[Stored data]
====

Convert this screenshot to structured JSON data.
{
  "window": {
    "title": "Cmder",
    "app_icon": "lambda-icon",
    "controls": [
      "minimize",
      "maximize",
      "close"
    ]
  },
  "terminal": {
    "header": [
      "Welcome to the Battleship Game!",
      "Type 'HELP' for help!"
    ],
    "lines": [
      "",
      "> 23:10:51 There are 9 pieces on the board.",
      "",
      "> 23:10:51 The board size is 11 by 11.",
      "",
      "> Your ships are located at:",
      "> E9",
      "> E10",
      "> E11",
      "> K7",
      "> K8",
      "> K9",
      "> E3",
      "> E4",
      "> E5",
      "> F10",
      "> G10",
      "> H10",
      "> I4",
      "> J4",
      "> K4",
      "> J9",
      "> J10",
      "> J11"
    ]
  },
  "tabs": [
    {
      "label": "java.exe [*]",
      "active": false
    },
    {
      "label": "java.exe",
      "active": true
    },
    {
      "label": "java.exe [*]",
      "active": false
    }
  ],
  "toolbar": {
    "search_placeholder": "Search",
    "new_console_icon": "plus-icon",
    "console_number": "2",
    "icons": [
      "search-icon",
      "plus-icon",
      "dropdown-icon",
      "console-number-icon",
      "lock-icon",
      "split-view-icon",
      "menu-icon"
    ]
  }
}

====

#### What to work on
Only lines with the word "plus" are wanted, so copy each one from the records.

#### Written answer
    "new_console_icon": "plus-icon",
      "plus-icon",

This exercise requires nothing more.